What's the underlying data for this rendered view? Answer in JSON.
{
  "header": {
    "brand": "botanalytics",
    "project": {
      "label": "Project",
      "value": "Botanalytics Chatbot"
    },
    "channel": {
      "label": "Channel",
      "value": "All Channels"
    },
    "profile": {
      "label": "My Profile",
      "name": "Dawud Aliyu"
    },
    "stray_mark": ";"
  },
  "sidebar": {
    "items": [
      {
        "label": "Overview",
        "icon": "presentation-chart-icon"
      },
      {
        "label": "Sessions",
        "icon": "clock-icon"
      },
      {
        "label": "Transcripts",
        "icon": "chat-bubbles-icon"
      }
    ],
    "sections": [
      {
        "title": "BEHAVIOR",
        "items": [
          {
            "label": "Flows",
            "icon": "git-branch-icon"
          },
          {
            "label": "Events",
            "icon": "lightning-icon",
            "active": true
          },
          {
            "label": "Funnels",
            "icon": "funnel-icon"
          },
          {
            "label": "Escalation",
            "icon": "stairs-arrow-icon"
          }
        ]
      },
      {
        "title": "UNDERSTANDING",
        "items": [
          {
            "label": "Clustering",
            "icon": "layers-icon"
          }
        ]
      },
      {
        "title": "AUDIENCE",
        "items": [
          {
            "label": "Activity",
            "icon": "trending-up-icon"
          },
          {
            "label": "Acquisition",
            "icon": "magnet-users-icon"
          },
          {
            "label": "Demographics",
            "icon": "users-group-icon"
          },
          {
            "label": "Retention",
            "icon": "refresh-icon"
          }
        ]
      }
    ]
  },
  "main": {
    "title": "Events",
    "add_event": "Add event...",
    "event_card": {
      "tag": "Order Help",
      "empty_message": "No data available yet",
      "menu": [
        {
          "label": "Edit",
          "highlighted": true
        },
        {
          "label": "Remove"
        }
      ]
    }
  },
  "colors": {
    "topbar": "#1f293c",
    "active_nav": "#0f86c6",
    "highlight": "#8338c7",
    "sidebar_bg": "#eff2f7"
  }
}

-=-=-=-=-

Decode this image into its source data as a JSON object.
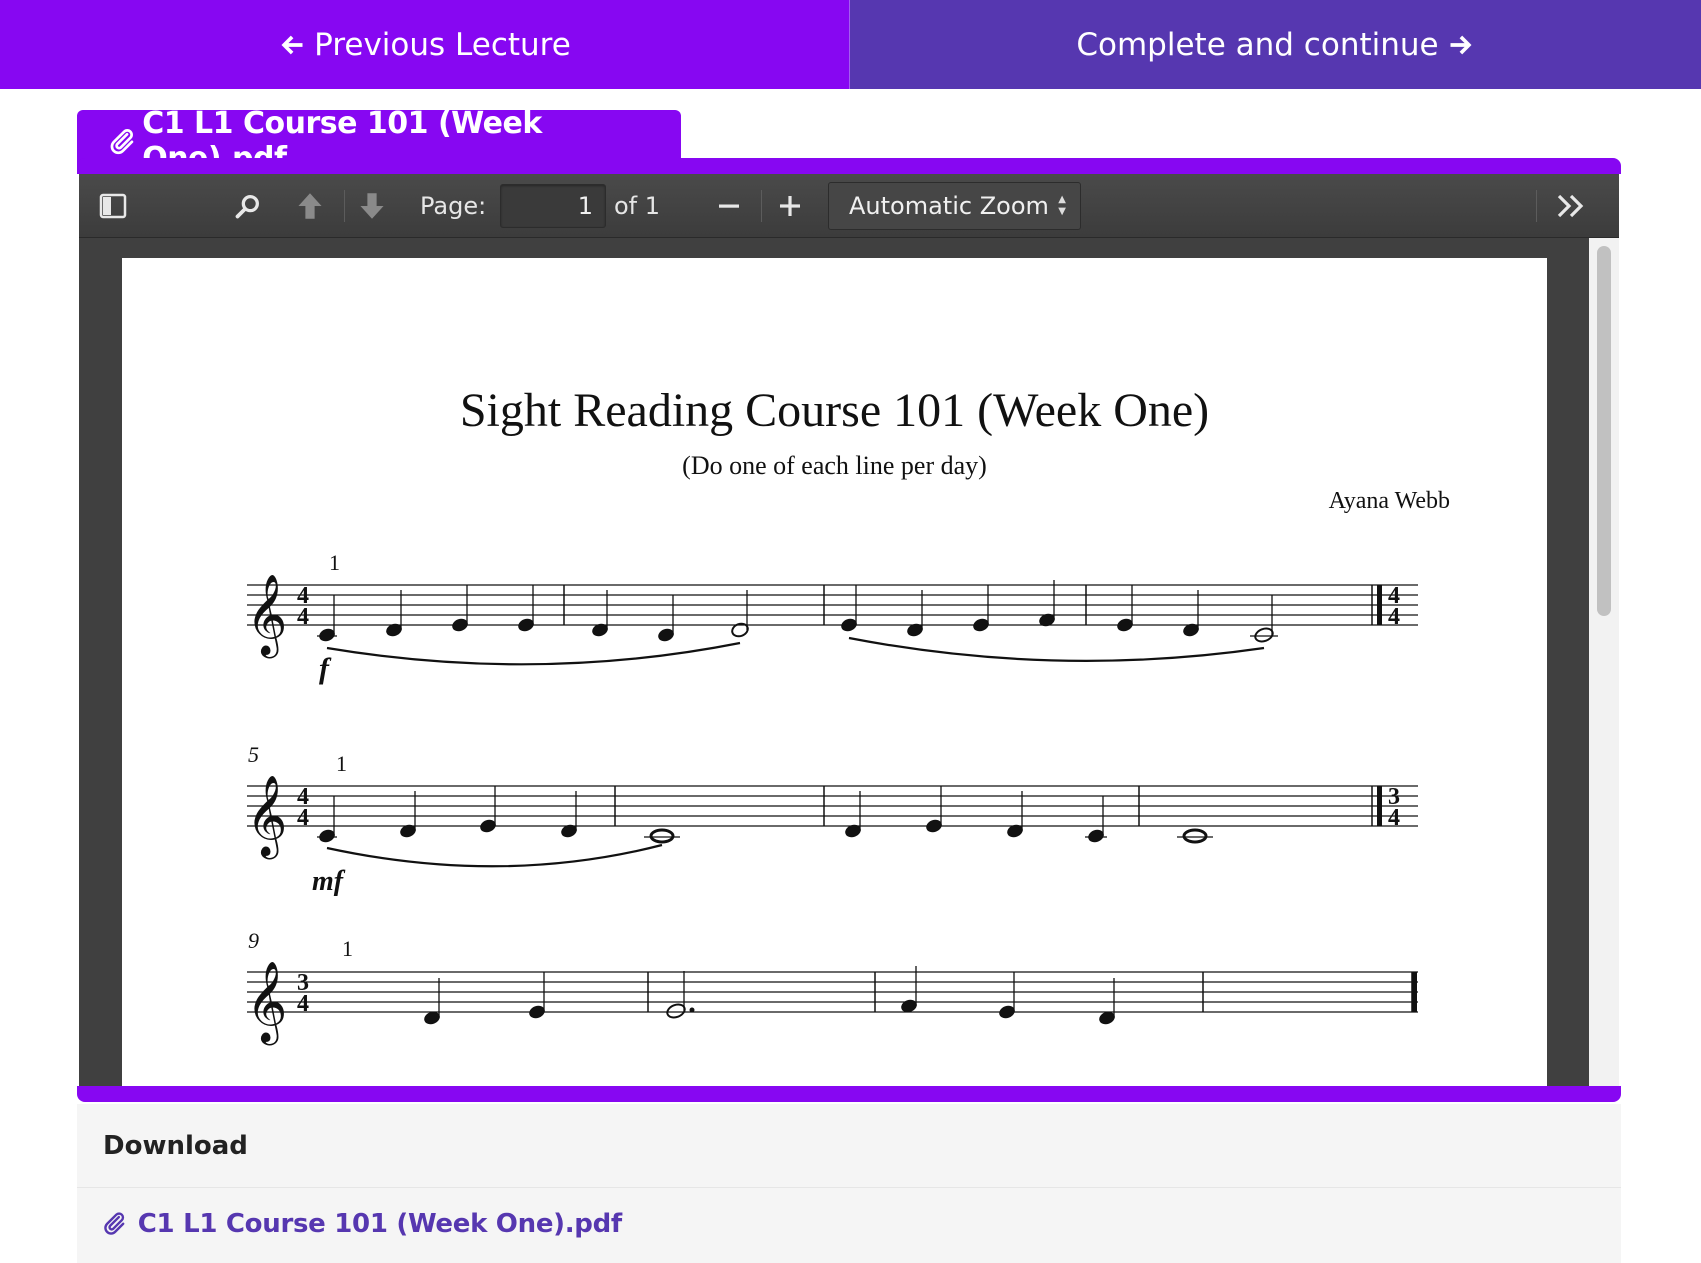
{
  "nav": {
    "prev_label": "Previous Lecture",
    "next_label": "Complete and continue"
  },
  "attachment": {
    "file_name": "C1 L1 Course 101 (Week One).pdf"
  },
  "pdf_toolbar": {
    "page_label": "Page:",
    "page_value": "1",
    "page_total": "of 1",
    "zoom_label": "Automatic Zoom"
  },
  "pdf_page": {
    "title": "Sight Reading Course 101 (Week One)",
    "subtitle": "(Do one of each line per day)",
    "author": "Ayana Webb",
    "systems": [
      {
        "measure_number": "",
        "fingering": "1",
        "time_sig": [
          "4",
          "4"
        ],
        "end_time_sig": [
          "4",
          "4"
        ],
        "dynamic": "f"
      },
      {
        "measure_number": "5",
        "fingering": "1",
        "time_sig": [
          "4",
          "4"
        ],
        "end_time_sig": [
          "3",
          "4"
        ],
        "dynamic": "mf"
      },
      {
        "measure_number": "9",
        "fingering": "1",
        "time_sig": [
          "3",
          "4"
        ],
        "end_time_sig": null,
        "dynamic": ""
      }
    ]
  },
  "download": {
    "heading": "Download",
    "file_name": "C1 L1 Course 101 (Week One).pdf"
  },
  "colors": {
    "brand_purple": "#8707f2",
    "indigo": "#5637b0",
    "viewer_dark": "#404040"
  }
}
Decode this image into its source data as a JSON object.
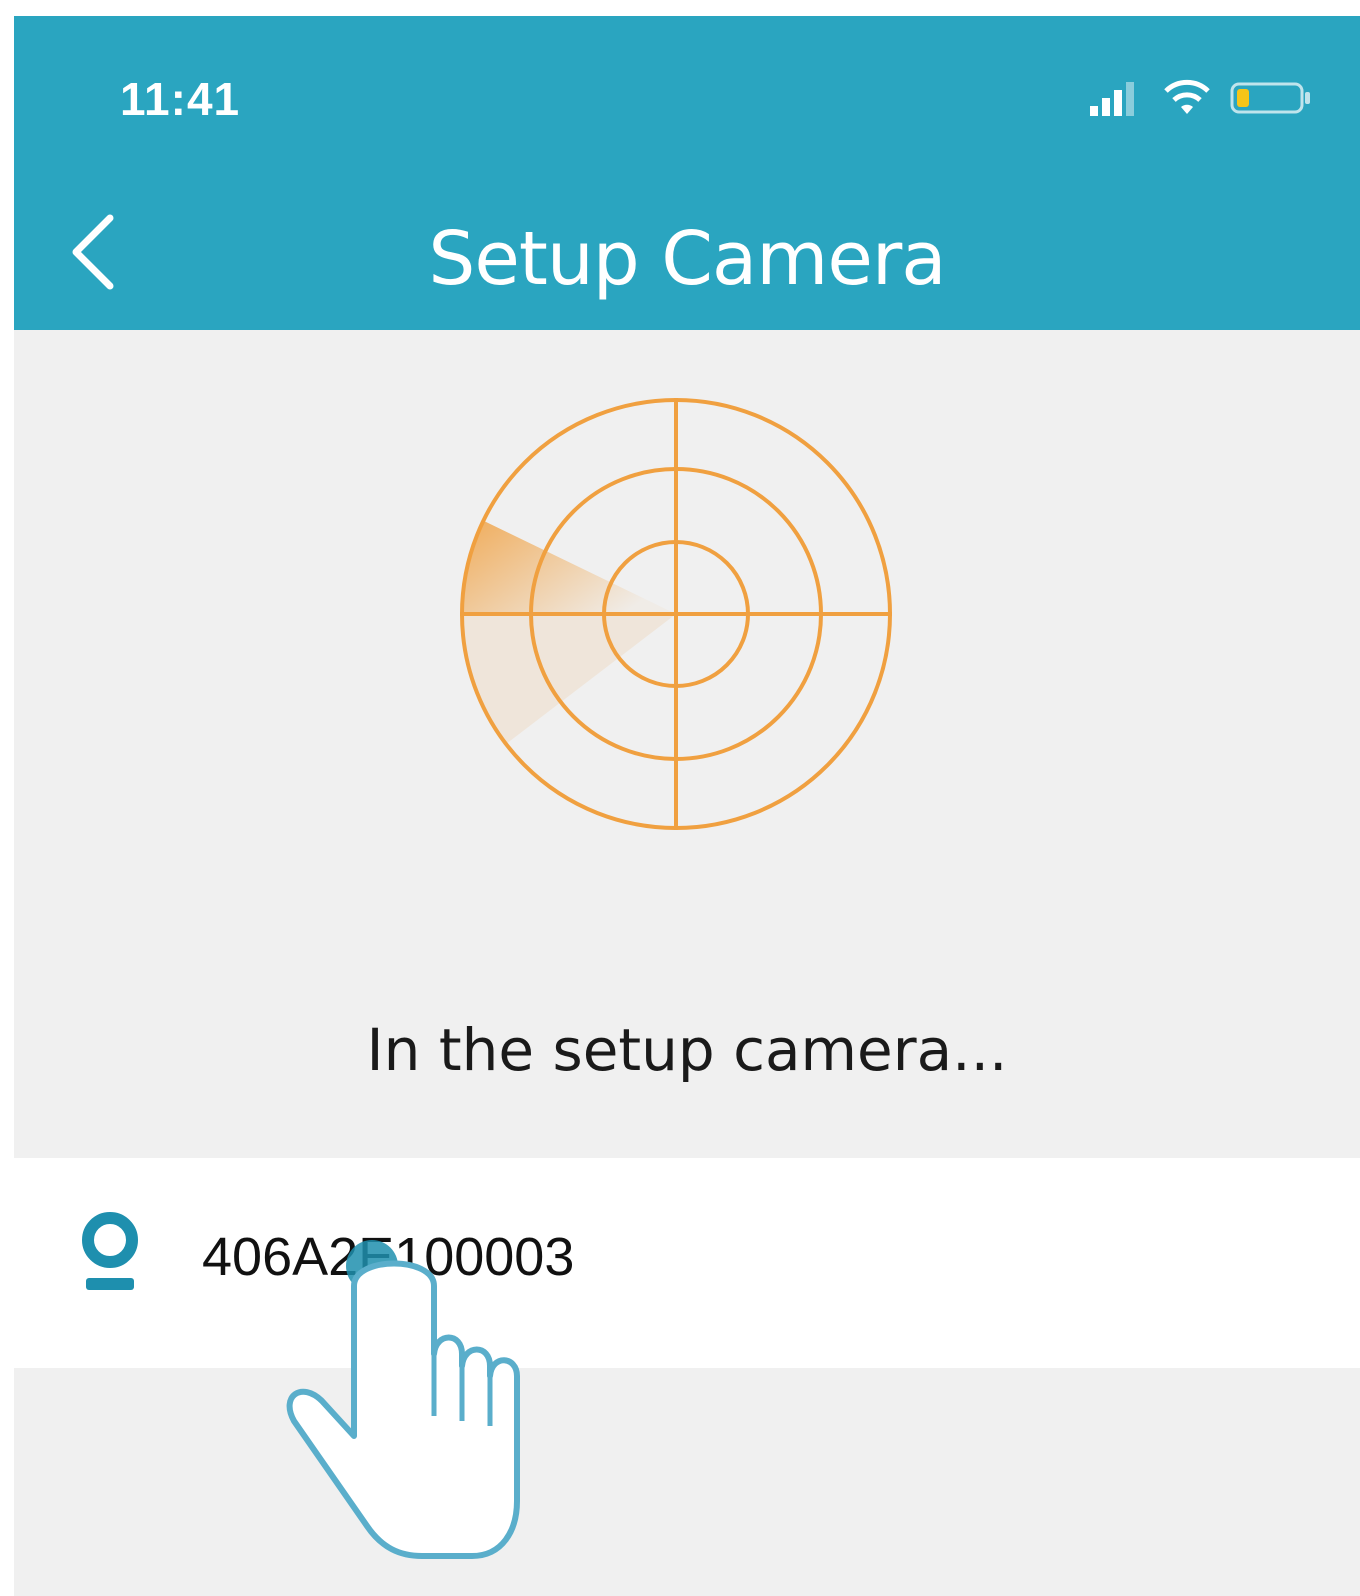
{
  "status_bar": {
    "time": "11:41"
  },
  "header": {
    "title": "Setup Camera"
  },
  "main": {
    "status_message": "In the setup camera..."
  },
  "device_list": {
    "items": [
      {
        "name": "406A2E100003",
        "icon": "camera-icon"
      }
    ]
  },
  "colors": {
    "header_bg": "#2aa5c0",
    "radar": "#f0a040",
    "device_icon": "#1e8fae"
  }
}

-=-=-=-=-

■ **Task to complete**: Every line that holds the word "users" should be extracted.

■ **Reply**:
            "icon": "magnet-users-icon"
            "icon": "users-group-icon"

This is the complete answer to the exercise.